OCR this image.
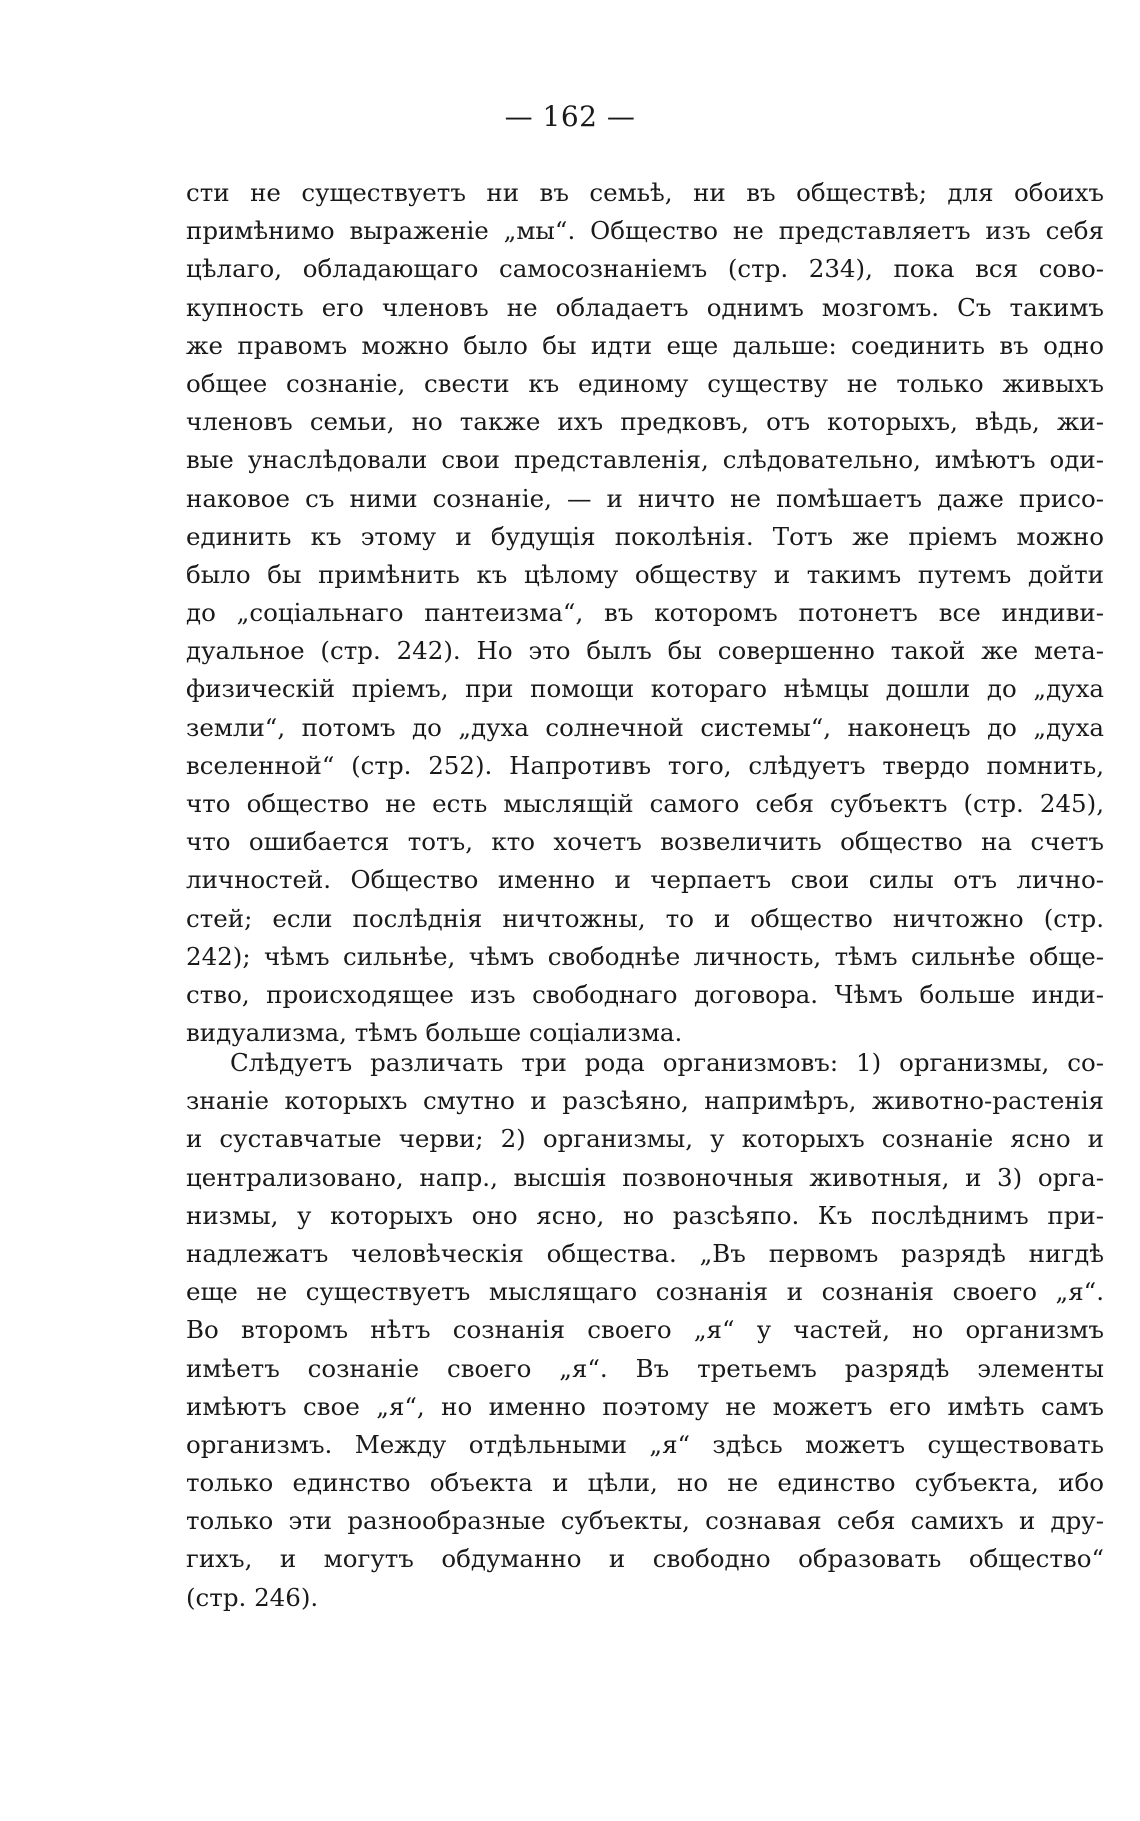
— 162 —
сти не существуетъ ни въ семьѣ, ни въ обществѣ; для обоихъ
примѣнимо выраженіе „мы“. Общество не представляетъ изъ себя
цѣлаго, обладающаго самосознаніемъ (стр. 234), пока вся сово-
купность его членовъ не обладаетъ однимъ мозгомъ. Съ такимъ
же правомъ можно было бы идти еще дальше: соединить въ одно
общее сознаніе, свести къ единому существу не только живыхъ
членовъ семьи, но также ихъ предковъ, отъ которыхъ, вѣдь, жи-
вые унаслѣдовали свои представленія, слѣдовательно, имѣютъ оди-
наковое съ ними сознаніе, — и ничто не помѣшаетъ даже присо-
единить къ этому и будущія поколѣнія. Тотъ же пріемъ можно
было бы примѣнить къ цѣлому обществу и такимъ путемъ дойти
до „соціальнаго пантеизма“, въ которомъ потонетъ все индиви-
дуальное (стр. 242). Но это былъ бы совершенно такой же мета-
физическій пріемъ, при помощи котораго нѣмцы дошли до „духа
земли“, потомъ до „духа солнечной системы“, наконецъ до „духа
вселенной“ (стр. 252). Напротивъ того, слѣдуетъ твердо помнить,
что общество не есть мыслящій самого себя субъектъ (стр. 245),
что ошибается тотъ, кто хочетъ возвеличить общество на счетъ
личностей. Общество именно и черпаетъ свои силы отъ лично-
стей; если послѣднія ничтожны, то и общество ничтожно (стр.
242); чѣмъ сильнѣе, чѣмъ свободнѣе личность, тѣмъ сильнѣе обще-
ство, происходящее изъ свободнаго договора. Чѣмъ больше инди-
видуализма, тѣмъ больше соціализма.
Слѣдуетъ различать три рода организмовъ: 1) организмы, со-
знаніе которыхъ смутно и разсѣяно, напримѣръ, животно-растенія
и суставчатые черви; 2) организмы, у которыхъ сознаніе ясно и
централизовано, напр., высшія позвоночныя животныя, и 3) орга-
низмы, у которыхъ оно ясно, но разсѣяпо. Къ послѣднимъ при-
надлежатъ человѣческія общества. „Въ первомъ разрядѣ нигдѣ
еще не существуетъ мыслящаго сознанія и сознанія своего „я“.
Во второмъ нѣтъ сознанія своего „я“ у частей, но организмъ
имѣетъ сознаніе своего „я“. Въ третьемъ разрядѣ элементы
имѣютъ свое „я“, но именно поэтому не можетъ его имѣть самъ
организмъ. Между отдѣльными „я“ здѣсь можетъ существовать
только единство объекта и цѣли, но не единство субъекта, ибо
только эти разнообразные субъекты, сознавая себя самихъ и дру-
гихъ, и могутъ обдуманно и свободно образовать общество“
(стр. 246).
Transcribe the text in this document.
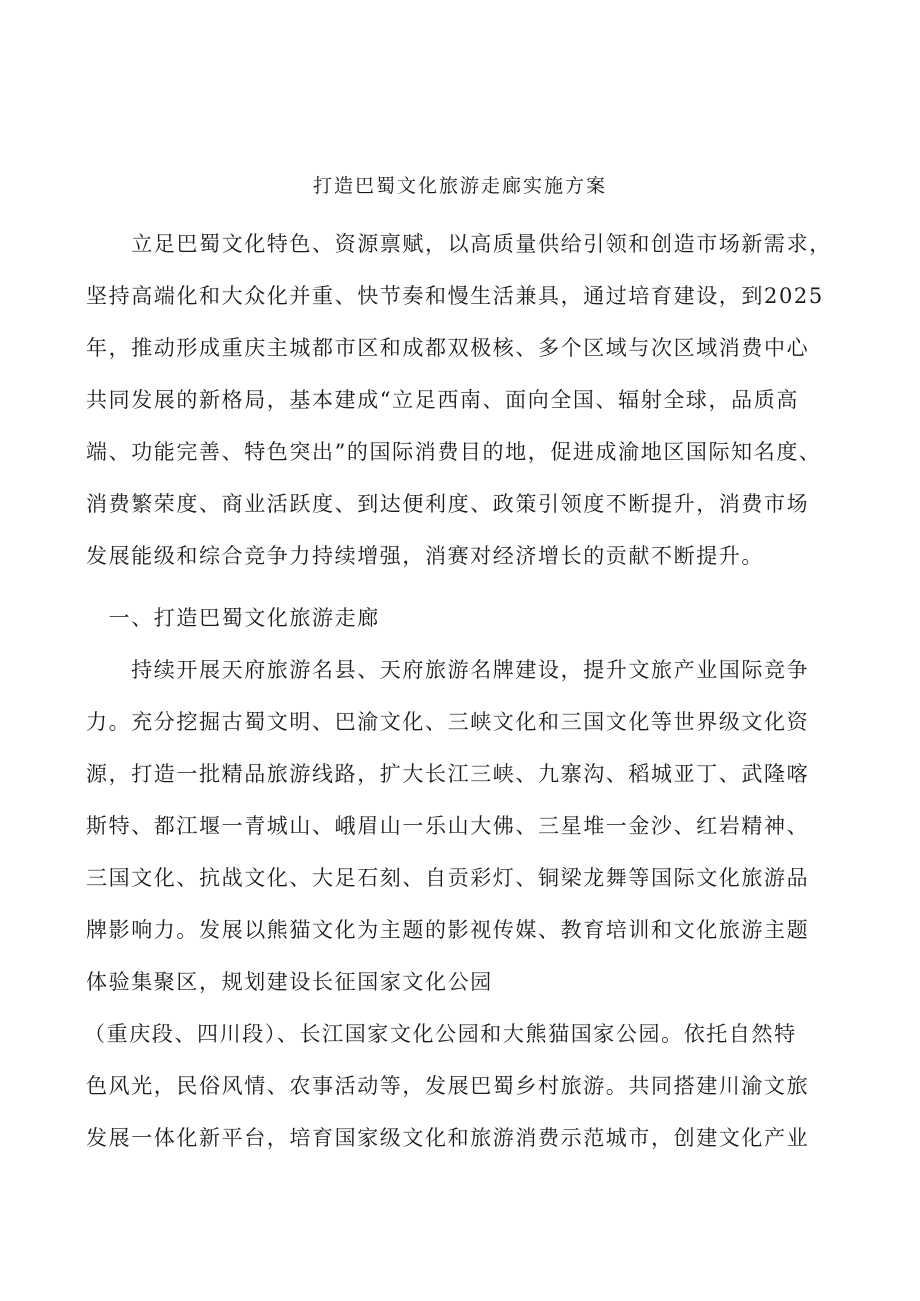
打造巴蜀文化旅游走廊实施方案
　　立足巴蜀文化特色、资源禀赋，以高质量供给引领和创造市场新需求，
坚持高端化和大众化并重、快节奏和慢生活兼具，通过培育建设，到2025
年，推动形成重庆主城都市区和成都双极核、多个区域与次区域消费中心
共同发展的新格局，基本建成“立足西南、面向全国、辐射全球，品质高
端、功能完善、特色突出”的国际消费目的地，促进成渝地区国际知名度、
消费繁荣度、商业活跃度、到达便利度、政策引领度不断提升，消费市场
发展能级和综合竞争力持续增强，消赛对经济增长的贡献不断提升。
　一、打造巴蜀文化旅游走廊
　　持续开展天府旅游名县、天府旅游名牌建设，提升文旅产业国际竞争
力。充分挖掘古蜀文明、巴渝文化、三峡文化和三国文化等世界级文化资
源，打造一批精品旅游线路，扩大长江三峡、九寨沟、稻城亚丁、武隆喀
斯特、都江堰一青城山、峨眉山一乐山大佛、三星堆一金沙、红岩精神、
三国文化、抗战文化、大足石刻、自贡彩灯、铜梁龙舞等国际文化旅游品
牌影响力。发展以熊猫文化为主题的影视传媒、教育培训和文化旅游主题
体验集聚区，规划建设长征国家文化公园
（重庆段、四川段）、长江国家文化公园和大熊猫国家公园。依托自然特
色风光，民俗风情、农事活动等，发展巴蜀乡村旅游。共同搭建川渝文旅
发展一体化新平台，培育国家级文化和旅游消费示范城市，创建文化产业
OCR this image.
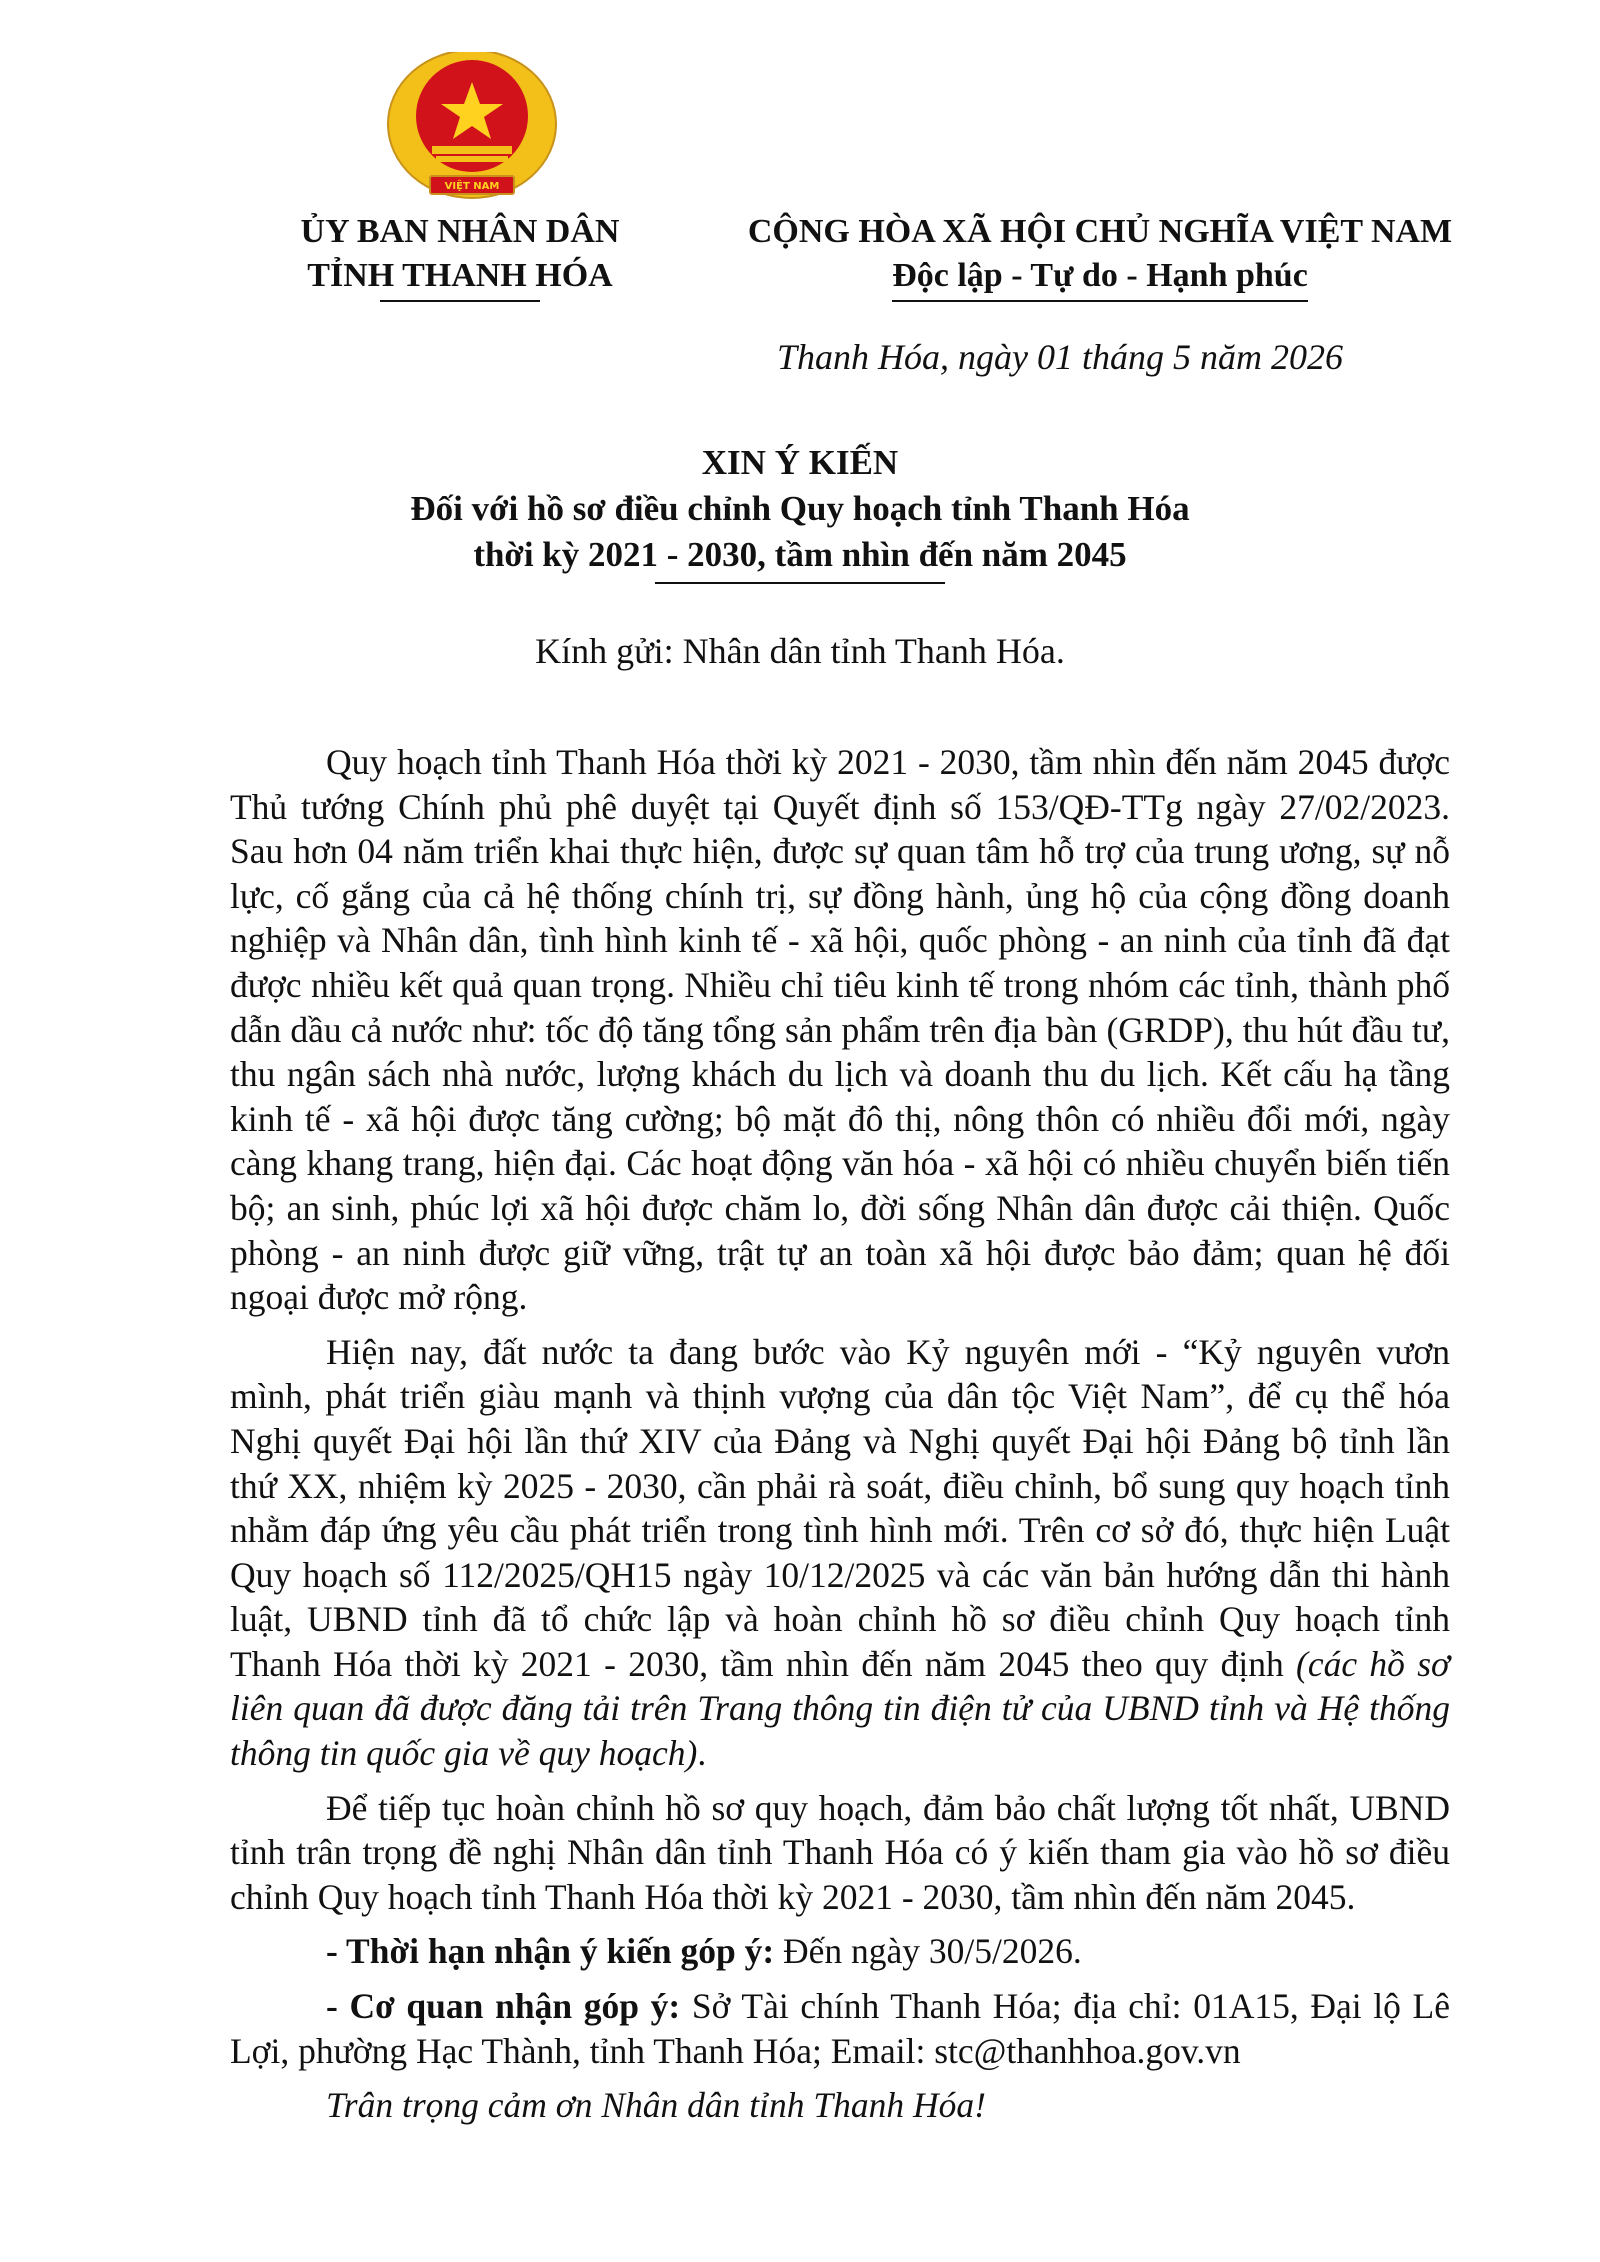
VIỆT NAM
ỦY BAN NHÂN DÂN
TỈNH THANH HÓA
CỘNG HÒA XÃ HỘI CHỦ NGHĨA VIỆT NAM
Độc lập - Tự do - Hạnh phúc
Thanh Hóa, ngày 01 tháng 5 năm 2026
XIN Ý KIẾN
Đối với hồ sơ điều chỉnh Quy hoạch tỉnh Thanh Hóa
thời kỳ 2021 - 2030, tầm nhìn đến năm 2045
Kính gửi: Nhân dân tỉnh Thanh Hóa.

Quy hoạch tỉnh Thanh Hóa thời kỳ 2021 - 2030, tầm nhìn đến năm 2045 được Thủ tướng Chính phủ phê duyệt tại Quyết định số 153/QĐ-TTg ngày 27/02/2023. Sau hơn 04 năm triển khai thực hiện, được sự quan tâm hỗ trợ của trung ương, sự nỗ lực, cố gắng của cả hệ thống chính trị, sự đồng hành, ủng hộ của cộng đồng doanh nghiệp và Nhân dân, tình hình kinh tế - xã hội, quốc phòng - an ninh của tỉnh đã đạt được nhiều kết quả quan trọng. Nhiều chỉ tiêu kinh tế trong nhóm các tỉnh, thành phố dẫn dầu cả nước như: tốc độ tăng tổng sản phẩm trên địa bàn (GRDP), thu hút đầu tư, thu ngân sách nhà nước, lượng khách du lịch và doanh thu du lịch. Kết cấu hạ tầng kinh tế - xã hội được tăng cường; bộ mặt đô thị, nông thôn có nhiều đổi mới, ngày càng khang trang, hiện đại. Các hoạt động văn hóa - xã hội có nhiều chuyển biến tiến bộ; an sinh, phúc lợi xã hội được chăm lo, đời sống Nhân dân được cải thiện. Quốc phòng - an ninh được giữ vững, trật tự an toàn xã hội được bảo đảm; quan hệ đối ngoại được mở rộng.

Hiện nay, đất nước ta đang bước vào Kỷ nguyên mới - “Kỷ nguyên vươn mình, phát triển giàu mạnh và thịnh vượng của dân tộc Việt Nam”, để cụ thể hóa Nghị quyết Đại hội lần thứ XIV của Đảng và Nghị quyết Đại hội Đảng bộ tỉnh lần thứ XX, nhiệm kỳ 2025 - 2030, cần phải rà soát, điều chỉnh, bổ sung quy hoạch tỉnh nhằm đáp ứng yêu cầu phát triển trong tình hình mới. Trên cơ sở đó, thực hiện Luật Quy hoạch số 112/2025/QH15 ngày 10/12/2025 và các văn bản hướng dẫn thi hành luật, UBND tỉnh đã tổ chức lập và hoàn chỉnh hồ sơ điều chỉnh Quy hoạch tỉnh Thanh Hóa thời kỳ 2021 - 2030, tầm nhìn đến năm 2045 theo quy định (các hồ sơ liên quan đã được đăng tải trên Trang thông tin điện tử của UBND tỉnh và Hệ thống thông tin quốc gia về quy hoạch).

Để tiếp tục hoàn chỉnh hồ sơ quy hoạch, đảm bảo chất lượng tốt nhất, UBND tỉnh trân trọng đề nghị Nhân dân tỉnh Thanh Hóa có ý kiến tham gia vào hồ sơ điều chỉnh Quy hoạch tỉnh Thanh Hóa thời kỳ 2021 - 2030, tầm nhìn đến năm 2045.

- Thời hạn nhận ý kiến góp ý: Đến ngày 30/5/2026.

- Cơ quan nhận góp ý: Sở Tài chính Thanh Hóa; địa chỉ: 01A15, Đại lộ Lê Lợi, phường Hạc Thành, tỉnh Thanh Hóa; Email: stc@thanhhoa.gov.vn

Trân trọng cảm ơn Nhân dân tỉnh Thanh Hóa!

* [The request]
Reproduce each line holding the word "членовъ".

* [Result]
купность его членовъ не обладаетъ однимъ мозгомъ. Съ такимъ
членовъ семьи, но также ихъ предковъ, отъ которыхъ, вѣдь, жи-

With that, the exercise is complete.